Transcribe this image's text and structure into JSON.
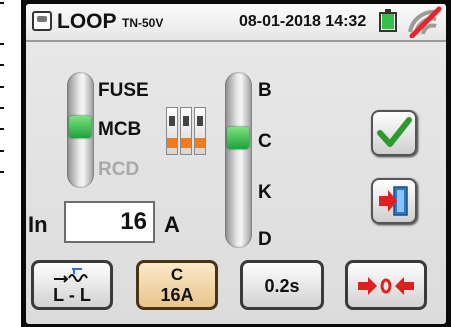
{
  "header": {
    "title": "LOOP",
    "model": "TN-50V",
    "datetime": "08-01-2018 14:32"
  },
  "protection_types": [
    {
      "label": "FUSE",
      "selected": false,
      "enabled": true
    },
    {
      "label": "MCB",
      "selected": true,
      "enabled": true
    },
    {
      "label": "RCD",
      "selected": false,
      "enabled": false
    }
  ],
  "curves": [
    {
      "label": "B",
      "selected": false
    },
    {
      "label": "C",
      "selected": true
    },
    {
      "label": "K",
      "selected": false
    },
    {
      "label": "D",
      "selected": false
    }
  ],
  "nominal_current": {
    "label": "In",
    "value": "16",
    "unit": "A"
  },
  "bottom_buttons": {
    "line_mode": "L - L",
    "curve": "C",
    "rating": "16A",
    "trip_time": "0.2s"
  },
  "icons": {
    "screen": "screen-icon",
    "battery": "battery-icon",
    "no_signal": "no-signal-icon",
    "confirm": "checkmark-icon",
    "exit": "exit-icon",
    "zero_adjust": "zero-adjust-icon",
    "line_mode": "line-to-line-icon"
  },
  "colors": {
    "selected_indicator": "#2bbf3f",
    "confirm_check": "#2e9a2e",
    "exit_red": "#e02020",
    "breaker_orange": "#f07d1c",
    "curve_button_bg": "#f3d9a8"
  }
}
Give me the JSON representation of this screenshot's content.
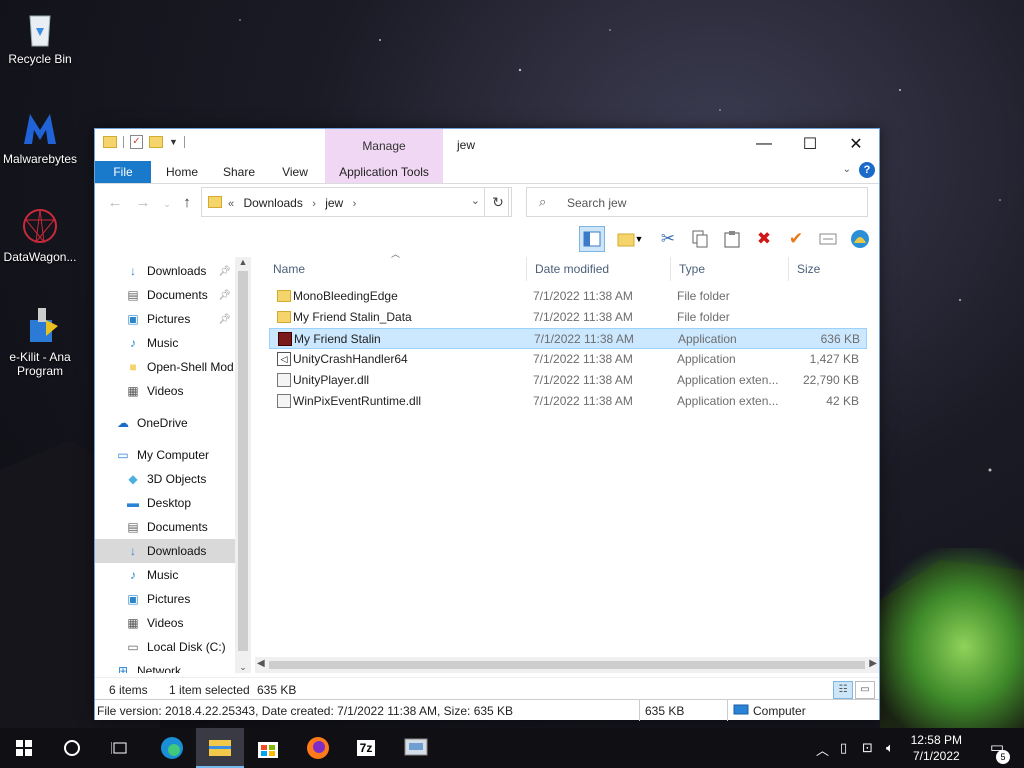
{
  "desktop": {
    "icons": [
      {
        "label": "Recycle Bin",
        "icon": "recycle-bin-icon"
      },
      {
        "label": "Malwarebytes",
        "icon": "malwarebytes-icon"
      },
      {
        "label": "DataWagon...",
        "icon": "datawagon-icon"
      },
      {
        "label": "e-Kilit - Ana Program",
        "icon": "ekilit-icon"
      }
    ]
  },
  "window": {
    "title": "jew",
    "manage_label": "Manage",
    "tabs": {
      "file": "File",
      "home": "Home",
      "share": "Share",
      "view": "View",
      "application_tools": "Application Tools"
    },
    "address": {
      "crumb_prefix": "«",
      "crumbs": [
        "Downloads",
        "jew"
      ]
    },
    "search_placeholder": "Search jew",
    "nav_items": [
      {
        "label": "Downloads",
        "icon": "download-arrow-icon",
        "pinned": true
      },
      {
        "label": "Documents",
        "icon": "documents-icon",
        "pinned": true
      },
      {
        "label": "Pictures",
        "icon": "pictures-icon",
        "pinned": true
      },
      {
        "label": "Music",
        "icon": "music-icon",
        "pinned": false
      },
      {
        "label": "Open-Shell Mod",
        "icon": "folder-icon",
        "pinned": false
      },
      {
        "label": "Videos",
        "icon": "videos-icon",
        "pinned": false
      },
      {
        "label": "OneDrive",
        "icon": "onedrive-icon",
        "pinned": false
      },
      {
        "label": "My Computer",
        "icon": "computer-icon",
        "pinned": false
      },
      {
        "label": "3D Objects",
        "icon": "3d-objects-icon",
        "pinned": false
      },
      {
        "label": "Desktop",
        "icon": "desktop-icon",
        "pinned": false
      },
      {
        "label": "Documents",
        "icon": "documents-icon",
        "pinned": false
      },
      {
        "label": "Downloads",
        "icon": "download-arrow-icon",
        "pinned": false,
        "selected": true
      },
      {
        "label": "Music",
        "icon": "music-icon",
        "pinned": false
      },
      {
        "label": "Pictures",
        "icon": "pictures-icon",
        "pinned": false
      },
      {
        "label": "Videos",
        "icon": "videos-icon",
        "pinned": false
      },
      {
        "label": "Local Disk (C:)",
        "icon": "disk-icon",
        "pinned": false
      },
      {
        "label": "Network",
        "icon": "network-icon",
        "pinned": false
      }
    ],
    "columns": {
      "name": "Name",
      "date": "Date modified",
      "type": "Type",
      "size": "Size"
    },
    "files": [
      {
        "name": "MonoBleedingEdge",
        "date": "7/1/2022 11:38 AM",
        "type": "File folder",
        "size": "",
        "icon": "folder-icon"
      },
      {
        "name": "My Friend Stalin_Data",
        "date": "7/1/2022 11:38 AM",
        "type": "File folder",
        "size": "",
        "icon": "folder-icon"
      },
      {
        "name": "My Friend Stalin",
        "date": "7/1/2022 11:38 AM",
        "type": "Application",
        "size": "636 KB",
        "icon": "application-icon",
        "selected": true
      },
      {
        "name": "UnityCrashHandler64",
        "date": "7/1/2022 11:38 AM",
        "type": "Application",
        "size": "1,427 KB",
        "icon": "unity-icon"
      },
      {
        "name": "UnityPlayer.dll",
        "date": "7/1/2022 11:38 AM",
        "type": "Application exten...",
        "size": "22,790 KB",
        "icon": "dll-icon"
      },
      {
        "name": "WinPixEventRuntime.dll",
        "date": "7/1/2022 11:38 AM",
        "type": "Application exten...",
        "size": "42 KB",
        "icon": "dll-icon"
      }
    ],
    "status": {
      "items": "6 items",
      "selected": "1 item selected",
      "selected_size": "635 KB",
      "details": "File version: 2018.4.22.25343, Date created: 7/1/2022 11:38 AM, Size: 635 KB",
      "size2": "635 KB",
      "location": "Computer"
    }
  },
  "taskbar": {
    "time": "12:58 PM",
    "date": "7/1/2022",
    "notifications": "5",
    "app_7z": "7z"
  }
}
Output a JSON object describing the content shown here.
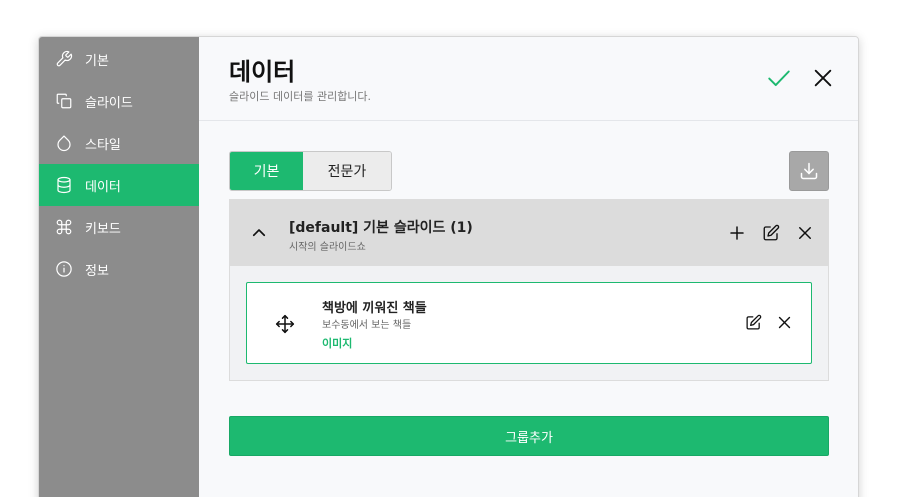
{
  "colors": {
    "accent": "#1db970",
    "sidebar_bg": "#8c8c8c"
  },
  "sidebar": {
    "items": [
      {
        "label": "기본",
        "icon": "wrench-icon"
      },
      {
        "label": "슬라이드",
        "icon": "copy-icon"
      },
      {
        "label": "스타일",
        "icon": "droplet-icon"
      },
      {
        "label": "데이터",
        "icon": "database-icon",
        "active": true
      },
      {
        "label": "키보드",
        "icon": "command-icon"
      },
      {
        "label": "정보",
        "icon": "info-icon"
      }
    ]
  },
  "header": {
    "title": "데이터",
    "subtitle": "슬라이드 데이터를 관리합니다."
  },
  "tabs": {
    "basic": "기본",
    "expert": "전문가",
    "selected": "basic"
  },
  "group": {
    "title": "[default] 기본 슬라이드 (1)",
    "description": "시작의 슬라이드쇼",
    "expanded": true,
    "items": [
      {
        "title": "책방에 끼워진 책들",
        "description": "보수동에서 보는 책들",
        "type": "이미지"
      }
    ]
  },
  "add_group_label": "그룹추가"
}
┄┄┄┄┄┄┄┄┄┄┄┄┄┄┄┄┄┄┄┄
▸ **SHORT PROBLEM**:
Pull every line containing the word "this" out of the material and copy it.

▸ **WRITTEN ANSWER**:
Transcribe this image's text and structure into JSON.
Give me the JSON representation of this screenshot's content.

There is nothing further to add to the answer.